• _THE EXERCISE_
The lines to extract begin at the line that contains "Output a JSON" and run through the last line of the listing; reproduce them exactly, minus any pictures.

(Figure contents as structured data)
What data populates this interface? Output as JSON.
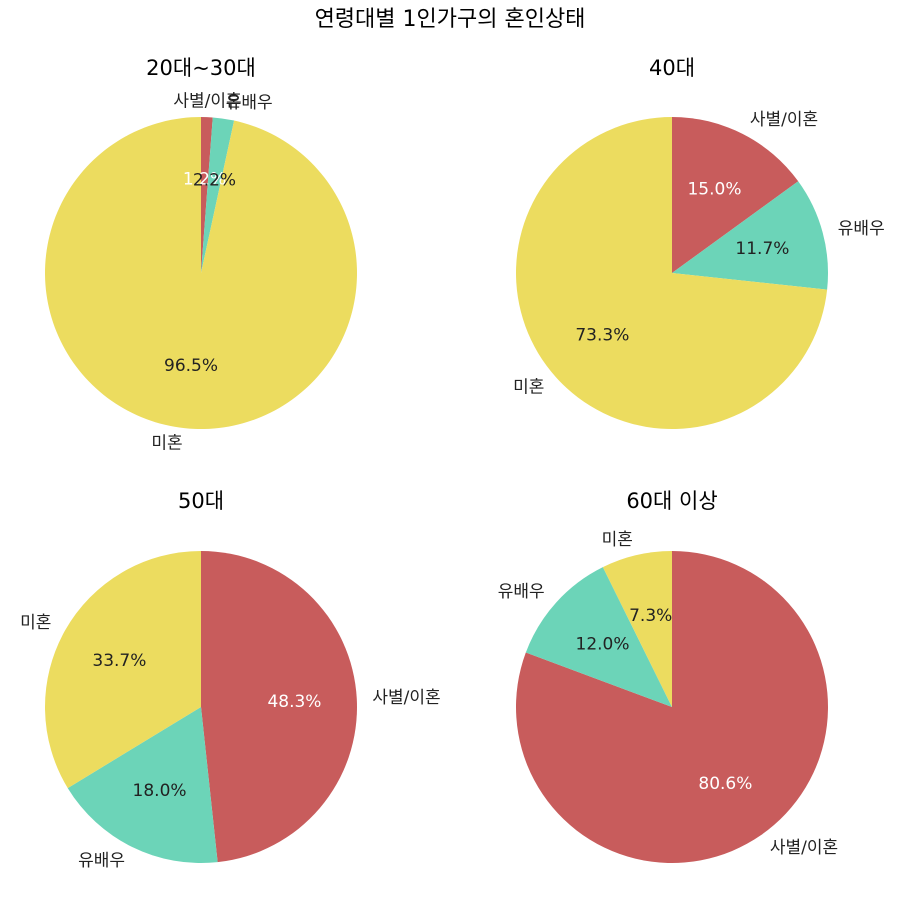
{
  "suptitle": "연령대별 1인가구의 혼인상태",
  "colors": {
    "사별/이혼": "#c85c5c",
    "유배우": "#6cd4b8",
    "미혼": "#ecdc5f"
  },
  "chart_data": [
    {
      "type": "pie",
      "title": "20대~30대",
      "labels": [
        "사별/이혼",
        "유배우",
        "미혼"
      ],
      "values": [
        1.2,
        2.2,
        96.5
      ],
      "value_labels": [
        "1.2%",
        "2.2%",
        "96.5%"
      ],
      "pct_text_colors": [
        "#ffffff",
        "#222222",
        "#222222"
      ],
      "start_angle": 90,
      "direction": "clockwise"
    },
    {
      "type": "pie",
      "title": "40대",
      "labels": [
        "사별/이혼",
        "유배우",
        "미혼"
      ],
      "values": [
        15.0,
        11.7,
        73.3
      ],
      "value_labels": [
        "15.0%",
        "11.7%",
        "73.3%"
      ],
      "pct_text_colors": [
        "#ffffff",
        "#222222",
        "#222222"
      ],
      "start_angle": 90,
      "direction": "clockwise"
    },
    {
      "type": "pie",
      "title": "50대",
      "labels": [
        "사별/이혼",
        "유배우",
        "미혼"
      ],
      "values": [
        48.3,
        18.0,
        33.7
      ],
      "value_labels": [
        "48.3%",
        "18.0%",
        "33.7%"
      ],
      "pct_text_colors": [
        "#ffffff",
        "#222222",
        "#222222"
      ],
      "start_angle": 90,
      "direction": "clockwise"
    },
    {
      "type": "pie",
      "title": "60대 이상",
      "labels": [
        "사별/이혼",
        "유배우",
        "미혼"
      ],
      "values": [
        80.6,
        12.0,
        7.3
      ],
      "value_labels": [
        "80.6%",
        "12.0%",
        "7.3%"
      ],
      "pct_text_colors": [
        "#ffffff",
        "#222222",
        "#222222"
      ],
      "start_angle": 90,
      "direction": "clockwise"
    }
  ]
}
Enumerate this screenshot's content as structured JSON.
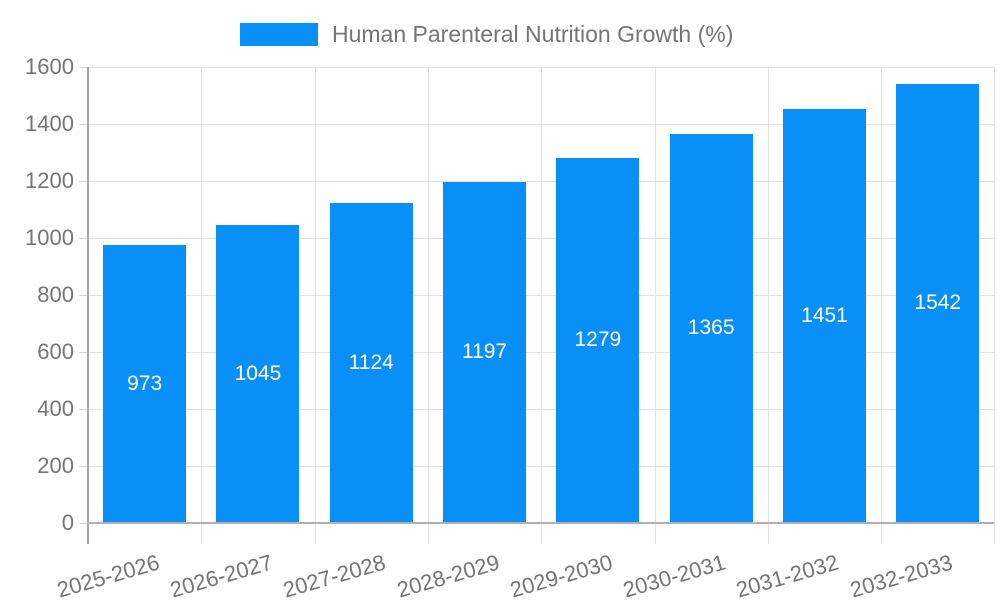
{
  "chart_data": {
    "type": "bar",
    "title": "Human Parenteral Nutrition Growth (%)",
    "categories": [
      "2025-2026",
      "2026-2027",
      "2027-2028",
      "2028-2029",
      "2029-2030",
      "2030-2031",
      "2031-2032",
      "2032-2033"
    ],
    "values": [
      973,
      1045,
      1124,
      1197,
      1279,
      1365,
      1451,
      1542
    ],
    "value_labels": [
      "973",
      "1045",
      "1124",
      "1197",
      "1279",
      "1365",
      "1451",
      "1542"
    ],
    "xlabel": "",
    "ylabel": "",
    "ylim": [
      0,
      1600
    ],
    "yticks": [
      "0",
      "200",
      "400",
      "600",
      "800",
      "1000",
      "1200",
      "1400",
      "1600"
    ],
    "grid": "on",
    "legend_position": "top",
    "bar_color": "#0990f8",
    "value_label_color": "#ffffff",
    "axis_text_color": "#757575",
    "grid_color": "#e3e3e3",
    "axis_line_color": "#b0b0b0"
  }
}
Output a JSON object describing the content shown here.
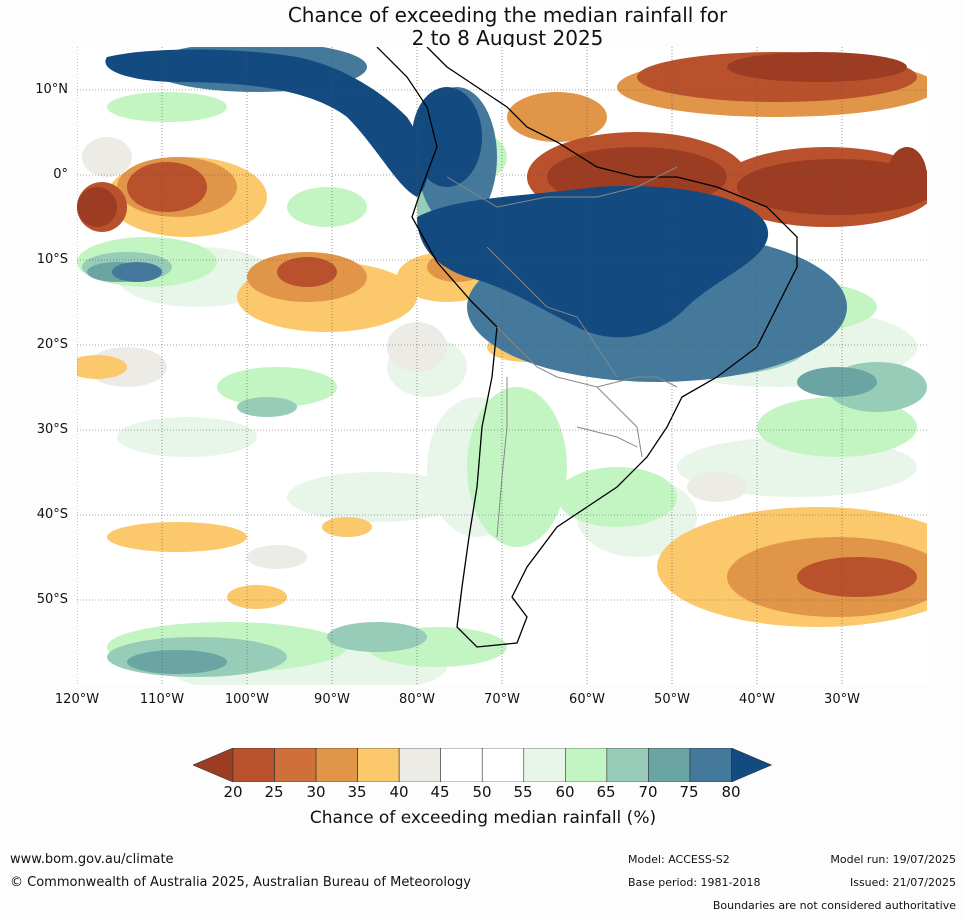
{
  "title_line1": "Chance of exceeding the median rainfall for",
  "title_line2": "2 to 8 August 2025",
  "map": {
    "lat_labels": [
      "10°N",
      "0°",
      "10°S",
      "20°S",
      "30°S",
      "40°S",
      "50°S"
    ],
    "lon_labels": [
      "120°W",
      "110°W",
      "100°W",
      "90°W",
      "80°W",
      "70°W",
      "60°W",
      "50°W",
      "40°W",
      "30°W"
    ]
  },
  "legend": {
    "ticks": [
      "20",
      "25",
      "30",
      "35",
      "40",
      "45",
      "50",
      "55",
      "60",
      "65",
      "70",
      "75",
      "80"
    ],
    "colors": [
      "#9c3c22",
      "#b8512c",
      "#cf6f3a",
      "#e19548",
      "#fbc96c",
      "#edebe6",
      "#ffffff",
      "#ffffff",
      "#e8f5e9",
      "#c3f5c3",
      "#96ccb8",
      "#6aa5a4",
      "#44799b",
      "#134a80"
    ],
    "label": "Chance of exceeding median rainfall (%)"
  },
  "footer": {
    "website": "www.bom.gov.au/climate",
    "copyright": "© Commonwealth of Australia 2025, Australian Bureau of Meteorology",
    "model": "Model: ACCESS-S2",
    "base_period": "Base period: 1981-2018",
    "model_run": "Model run: 19/07/2025",
    "issued": "Issued: 21/07/2025",
    "disclaimer": "Boundaries are not considered authoritative"
  }
}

• _SOLUTION_
Output a JSON object describing the content shown here.
{
  "title_line1": "Chance of exceeding the median rainfall for",
  "title_line2": "2 to 8 August 2025",
  "map": {
    "lat_labels": [
      "10°N",
      "0°",
      "10°S",
      "20°S",
      "30°S",
      "40°S",
      "50°S"
    ],
    "lon_labels": [
      "120°W",
      "110°W",
      "100°W",
      "90°W",
      "80°W",
      "70°W",
      "60°W",
      "50°W",
      "40°W",
      "30°W"
    ]
  },
  "legend": {
    "ticks": [
      "20",
      "25",
      "30",
      "35",
      "40",
      "45",
      "50",
      "55",
      "60",
      "65",
      "70",
      "75",
      "80"
    ],
    "colors": [
      "#9c3c22",
      "#b8512c",
      "#cf6f3a",
      "#e19548",
      "#fbc96c",
      "#edebe6",
      "#ffffff",
      "#ffffff",
      "#e8f5e9",
      "#c3f5c3",
      "#96ccb8",
      "#6aa5a4",
      "#44799b",
      "#134a80"
    ],
    "label": "Chance of exceeding median rainfall (%)"
  },
  "footer": {
    "website": "www.bom.gov.au/climate",
    "copyright": "© Commonwealth of Australia 2025, Australian Bureau of Meteorology",
    "model": "Model: ACCESS-S2",
    "base_period": "Base period: 1981-2018",
    "model_run": "Model run: 19/07/2025",
    "issued": "Issued: 21/07/2025",
    "disclaimer": "Boundaries are not considered authoritative"
  }
}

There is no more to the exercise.